* DATA:

•••••

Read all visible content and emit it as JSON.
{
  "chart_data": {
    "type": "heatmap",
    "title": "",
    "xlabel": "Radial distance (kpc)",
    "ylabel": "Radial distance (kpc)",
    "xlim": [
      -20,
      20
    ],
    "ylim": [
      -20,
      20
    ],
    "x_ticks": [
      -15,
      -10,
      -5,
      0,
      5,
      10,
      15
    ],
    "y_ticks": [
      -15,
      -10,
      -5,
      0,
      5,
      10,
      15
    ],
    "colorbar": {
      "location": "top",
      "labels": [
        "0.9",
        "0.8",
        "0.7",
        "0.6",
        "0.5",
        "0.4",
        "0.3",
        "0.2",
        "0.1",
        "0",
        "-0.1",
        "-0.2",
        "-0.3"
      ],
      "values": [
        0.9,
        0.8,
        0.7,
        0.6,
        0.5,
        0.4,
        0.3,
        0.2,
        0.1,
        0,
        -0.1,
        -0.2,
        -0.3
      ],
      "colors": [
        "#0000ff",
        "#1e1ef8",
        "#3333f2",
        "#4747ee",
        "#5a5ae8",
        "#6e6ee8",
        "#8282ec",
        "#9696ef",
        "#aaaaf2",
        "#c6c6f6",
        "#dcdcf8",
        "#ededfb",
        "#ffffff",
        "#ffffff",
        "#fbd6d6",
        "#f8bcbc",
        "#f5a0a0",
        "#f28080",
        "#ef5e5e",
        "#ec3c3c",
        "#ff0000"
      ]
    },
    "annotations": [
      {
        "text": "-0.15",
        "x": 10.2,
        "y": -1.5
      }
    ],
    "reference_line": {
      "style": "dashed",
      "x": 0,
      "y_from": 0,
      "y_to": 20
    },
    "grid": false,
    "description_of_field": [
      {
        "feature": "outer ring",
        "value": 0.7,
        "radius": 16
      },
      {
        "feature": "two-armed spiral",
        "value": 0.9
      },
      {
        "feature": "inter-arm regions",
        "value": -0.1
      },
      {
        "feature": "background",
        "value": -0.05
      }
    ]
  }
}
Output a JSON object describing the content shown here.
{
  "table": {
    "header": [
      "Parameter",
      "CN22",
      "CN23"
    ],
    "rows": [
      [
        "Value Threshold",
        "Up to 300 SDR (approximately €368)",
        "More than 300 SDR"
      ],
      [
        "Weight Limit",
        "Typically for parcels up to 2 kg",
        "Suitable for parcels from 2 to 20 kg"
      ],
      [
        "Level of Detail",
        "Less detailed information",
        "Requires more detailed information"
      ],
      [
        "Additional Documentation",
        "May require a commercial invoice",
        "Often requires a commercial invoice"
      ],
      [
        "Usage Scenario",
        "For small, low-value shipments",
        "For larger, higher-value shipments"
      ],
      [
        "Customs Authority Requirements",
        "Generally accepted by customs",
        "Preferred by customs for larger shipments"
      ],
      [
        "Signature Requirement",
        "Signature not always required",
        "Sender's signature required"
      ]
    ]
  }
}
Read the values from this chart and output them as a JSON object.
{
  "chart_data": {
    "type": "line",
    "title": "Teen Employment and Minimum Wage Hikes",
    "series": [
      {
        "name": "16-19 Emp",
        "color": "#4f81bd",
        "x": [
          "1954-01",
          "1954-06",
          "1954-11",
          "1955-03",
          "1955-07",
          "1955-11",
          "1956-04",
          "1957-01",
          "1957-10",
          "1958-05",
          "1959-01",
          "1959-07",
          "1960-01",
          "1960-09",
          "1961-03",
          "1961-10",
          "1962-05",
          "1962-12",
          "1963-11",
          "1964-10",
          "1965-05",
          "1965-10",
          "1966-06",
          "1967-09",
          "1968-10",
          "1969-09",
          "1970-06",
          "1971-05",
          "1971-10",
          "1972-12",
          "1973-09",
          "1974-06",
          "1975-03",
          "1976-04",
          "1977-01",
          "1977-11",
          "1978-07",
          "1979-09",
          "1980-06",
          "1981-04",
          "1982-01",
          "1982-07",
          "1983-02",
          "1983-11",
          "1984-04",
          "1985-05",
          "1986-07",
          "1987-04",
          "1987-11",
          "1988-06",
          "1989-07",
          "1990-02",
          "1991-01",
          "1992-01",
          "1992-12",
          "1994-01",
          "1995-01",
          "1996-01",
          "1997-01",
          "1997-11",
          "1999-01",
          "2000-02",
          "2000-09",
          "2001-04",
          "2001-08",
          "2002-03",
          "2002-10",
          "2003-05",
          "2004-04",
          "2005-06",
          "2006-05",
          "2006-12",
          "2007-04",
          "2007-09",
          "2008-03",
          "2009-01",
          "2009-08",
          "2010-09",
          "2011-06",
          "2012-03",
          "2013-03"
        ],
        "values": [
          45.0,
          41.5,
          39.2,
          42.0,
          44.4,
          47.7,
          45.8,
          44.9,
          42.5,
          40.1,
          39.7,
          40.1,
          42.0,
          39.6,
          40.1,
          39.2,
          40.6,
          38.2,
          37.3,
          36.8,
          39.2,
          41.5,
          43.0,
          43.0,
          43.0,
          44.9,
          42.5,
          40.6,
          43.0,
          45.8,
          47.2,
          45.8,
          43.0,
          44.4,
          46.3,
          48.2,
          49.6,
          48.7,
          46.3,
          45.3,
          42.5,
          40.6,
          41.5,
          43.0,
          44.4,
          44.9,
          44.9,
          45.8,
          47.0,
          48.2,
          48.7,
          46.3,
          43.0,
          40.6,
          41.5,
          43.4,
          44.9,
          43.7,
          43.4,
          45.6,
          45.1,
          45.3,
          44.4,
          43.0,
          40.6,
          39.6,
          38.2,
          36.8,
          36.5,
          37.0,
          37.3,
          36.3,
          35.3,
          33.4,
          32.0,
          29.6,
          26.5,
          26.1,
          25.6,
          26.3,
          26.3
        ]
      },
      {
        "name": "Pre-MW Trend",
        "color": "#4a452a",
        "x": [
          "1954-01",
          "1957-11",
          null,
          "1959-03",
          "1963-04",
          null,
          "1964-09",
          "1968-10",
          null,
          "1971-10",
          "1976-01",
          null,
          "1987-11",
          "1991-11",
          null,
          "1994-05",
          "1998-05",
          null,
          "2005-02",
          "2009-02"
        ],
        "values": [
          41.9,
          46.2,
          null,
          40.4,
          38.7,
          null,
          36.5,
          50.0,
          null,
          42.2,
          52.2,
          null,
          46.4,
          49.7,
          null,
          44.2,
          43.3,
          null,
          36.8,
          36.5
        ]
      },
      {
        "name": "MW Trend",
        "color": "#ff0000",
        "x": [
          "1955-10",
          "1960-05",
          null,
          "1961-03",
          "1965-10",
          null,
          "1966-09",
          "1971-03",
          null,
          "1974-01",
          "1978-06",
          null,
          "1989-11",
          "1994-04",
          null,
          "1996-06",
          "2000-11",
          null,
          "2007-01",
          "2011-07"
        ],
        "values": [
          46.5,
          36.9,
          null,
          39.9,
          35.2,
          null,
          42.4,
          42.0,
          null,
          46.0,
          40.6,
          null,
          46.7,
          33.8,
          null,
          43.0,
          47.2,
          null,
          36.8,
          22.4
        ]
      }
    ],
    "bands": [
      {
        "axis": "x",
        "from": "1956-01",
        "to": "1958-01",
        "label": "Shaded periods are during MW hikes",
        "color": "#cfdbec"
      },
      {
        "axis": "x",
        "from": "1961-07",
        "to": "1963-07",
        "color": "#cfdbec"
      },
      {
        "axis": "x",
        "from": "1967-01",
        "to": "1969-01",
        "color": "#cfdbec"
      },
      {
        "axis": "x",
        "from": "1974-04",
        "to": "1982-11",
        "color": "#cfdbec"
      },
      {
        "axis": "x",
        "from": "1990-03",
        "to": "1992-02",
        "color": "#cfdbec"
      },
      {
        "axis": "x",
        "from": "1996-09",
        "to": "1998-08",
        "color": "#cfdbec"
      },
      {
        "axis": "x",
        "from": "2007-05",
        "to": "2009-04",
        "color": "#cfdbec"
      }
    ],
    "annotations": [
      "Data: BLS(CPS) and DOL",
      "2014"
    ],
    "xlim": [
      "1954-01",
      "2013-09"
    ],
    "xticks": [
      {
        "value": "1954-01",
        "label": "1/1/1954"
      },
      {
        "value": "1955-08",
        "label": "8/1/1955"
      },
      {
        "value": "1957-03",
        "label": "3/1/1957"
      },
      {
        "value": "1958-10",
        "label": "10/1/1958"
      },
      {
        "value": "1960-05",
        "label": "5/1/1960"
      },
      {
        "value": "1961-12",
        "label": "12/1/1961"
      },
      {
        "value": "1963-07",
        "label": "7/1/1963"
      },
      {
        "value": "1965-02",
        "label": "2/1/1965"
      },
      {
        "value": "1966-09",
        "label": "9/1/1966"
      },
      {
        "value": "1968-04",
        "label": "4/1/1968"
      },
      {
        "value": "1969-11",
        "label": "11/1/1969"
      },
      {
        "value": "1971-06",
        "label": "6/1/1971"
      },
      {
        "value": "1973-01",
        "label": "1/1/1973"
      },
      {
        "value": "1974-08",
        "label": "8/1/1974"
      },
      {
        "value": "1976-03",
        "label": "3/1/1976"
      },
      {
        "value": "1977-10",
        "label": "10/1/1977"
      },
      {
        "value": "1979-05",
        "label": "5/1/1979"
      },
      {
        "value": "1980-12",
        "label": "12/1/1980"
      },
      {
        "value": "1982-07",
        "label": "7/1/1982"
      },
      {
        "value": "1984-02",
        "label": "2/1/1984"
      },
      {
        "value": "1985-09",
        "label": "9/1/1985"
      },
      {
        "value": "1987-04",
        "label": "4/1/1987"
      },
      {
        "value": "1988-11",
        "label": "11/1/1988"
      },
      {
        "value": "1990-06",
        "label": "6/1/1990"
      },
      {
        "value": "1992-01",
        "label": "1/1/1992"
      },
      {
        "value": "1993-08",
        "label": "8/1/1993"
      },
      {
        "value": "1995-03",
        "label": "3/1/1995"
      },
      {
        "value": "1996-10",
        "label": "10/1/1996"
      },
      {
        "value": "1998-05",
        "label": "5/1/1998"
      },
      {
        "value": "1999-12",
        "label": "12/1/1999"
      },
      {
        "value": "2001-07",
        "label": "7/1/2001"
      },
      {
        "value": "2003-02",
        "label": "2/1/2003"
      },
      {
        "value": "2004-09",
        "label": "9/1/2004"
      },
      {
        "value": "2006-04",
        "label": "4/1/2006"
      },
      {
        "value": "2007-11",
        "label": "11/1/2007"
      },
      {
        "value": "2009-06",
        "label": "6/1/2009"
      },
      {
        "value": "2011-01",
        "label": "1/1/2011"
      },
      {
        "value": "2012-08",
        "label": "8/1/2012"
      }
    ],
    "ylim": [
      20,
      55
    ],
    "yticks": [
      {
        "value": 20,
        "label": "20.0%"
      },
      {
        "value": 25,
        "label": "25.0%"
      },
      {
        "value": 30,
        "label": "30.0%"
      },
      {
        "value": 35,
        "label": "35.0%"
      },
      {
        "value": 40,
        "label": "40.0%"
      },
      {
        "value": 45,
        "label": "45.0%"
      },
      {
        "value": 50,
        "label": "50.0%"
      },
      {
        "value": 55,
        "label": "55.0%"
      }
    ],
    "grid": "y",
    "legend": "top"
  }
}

•••••

* WHAT THE TASK ASKS:
Check every line of the entries above for the word "content" and report how many lines contain it, giving the number only.

* RESULT FOR THIS TASK:
2